- **PROBLEM**:
Look at the entries below and reproduce them exactly.

** Start EXERCISE DATA **

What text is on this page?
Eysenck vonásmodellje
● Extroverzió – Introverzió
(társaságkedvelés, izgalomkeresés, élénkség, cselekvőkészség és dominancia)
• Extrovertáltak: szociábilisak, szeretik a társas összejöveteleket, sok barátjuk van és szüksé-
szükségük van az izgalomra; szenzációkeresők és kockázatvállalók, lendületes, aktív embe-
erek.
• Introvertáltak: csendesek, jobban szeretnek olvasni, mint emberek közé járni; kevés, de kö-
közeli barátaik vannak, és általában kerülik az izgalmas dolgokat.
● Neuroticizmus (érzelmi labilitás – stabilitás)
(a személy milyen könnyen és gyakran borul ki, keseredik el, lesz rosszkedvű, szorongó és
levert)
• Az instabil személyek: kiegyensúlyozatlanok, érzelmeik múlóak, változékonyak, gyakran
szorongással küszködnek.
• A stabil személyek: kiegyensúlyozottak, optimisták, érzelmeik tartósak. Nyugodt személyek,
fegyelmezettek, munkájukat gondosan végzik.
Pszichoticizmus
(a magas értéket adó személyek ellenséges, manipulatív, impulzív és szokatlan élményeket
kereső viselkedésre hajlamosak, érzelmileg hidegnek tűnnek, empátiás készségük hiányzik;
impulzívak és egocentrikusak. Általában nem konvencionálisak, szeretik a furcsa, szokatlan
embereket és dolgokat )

** End EXERCISE DATA **

- **PROBLEM SOLUTION**:
What text is on this page?
Eysenck vonásmodellje
● Extroverzió – Introverzió
(társaságkedvelés, izgalomkeresés, élénkség, cselekvőkészség és dominancia)
• Extrovertáltak: szociábilisak, szeretik a társas összejöveteleket, sok barátjuk van és szüksé-
szükségük van az izgalomra; szenzációkeresők és kockázatvállalók, lendületes, aktív embe-
erek.
• Introvertáltak: csendesek, jobban szeretnek olvasni, mint emberek közé járni; kevés, de kö-
közeli barátaik vannak, és általában kerülik az izgalmas dolgokat.
● Neuroticizmus (érzelmi labilitás – stabilitás)
(a személy milyen könnyen és gyakran borul ki, keseredik el, lesz rosszkedvű, szorongó és
levert)
• Az instabil személyek: kiegyensúlyozatlanok, érzelmeik múlóak, változékonyak, gyakran
szorongással küszködnek.
• A stabil személyek: kiegyensúlyozottak, optimisták, érzelmeik tartósak. Nyugodt személyek,
fegyelmezettek, munkájukat gondosan végzik.
Pszichoticizmus
(a magas értéket adó személyek ellenséges, manipulatív, impulzív és szokatlan élményeket
kereső viselkedésre hajlamosak, érzelmileg hidegnek tűnnek, empátiás készségük hiányzik;
impulzívak és egocentrikusak. Általában nem konvencionálisak, szeretik a furcsa, szokatlan
embereket és dolgokat )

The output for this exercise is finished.